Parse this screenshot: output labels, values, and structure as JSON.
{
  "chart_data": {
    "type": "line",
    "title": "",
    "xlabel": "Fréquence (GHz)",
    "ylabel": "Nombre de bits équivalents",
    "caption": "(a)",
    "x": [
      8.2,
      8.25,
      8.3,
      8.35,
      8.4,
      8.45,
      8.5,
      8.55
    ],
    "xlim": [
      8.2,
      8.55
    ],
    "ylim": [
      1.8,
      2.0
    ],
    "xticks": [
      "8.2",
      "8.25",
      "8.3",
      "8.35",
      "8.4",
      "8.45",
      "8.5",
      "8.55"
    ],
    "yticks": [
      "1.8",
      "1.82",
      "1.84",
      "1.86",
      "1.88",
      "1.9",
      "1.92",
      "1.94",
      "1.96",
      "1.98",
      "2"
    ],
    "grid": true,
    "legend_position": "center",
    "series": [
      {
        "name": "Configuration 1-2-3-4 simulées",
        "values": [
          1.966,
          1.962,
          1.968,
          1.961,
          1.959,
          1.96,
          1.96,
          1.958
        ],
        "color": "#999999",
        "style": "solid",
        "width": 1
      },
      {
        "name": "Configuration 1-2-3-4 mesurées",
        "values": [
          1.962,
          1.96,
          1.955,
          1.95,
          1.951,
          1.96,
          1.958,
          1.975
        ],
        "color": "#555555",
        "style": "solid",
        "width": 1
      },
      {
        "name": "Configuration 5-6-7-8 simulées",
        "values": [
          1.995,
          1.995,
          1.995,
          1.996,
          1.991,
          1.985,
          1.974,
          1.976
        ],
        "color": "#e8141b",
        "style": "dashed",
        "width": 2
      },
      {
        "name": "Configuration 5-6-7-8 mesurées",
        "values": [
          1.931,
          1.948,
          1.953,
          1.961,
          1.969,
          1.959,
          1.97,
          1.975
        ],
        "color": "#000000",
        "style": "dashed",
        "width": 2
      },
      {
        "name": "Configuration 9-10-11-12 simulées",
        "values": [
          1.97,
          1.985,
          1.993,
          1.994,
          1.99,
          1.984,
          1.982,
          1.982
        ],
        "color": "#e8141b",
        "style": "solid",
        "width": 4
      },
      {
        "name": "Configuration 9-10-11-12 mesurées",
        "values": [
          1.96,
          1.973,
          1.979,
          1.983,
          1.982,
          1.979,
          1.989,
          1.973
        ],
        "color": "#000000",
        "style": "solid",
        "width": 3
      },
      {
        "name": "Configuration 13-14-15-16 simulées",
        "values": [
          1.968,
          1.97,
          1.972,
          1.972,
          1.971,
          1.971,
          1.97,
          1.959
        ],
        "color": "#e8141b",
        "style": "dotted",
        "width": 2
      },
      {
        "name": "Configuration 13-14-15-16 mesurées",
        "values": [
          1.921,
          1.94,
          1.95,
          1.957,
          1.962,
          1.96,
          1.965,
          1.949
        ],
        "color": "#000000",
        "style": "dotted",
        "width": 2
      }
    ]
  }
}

======

DIRECTIONS:
Ascertain the number of lines in the entries that include the word "simulées", and report only that number.

ANSWER TO THIS EXERCISE:
4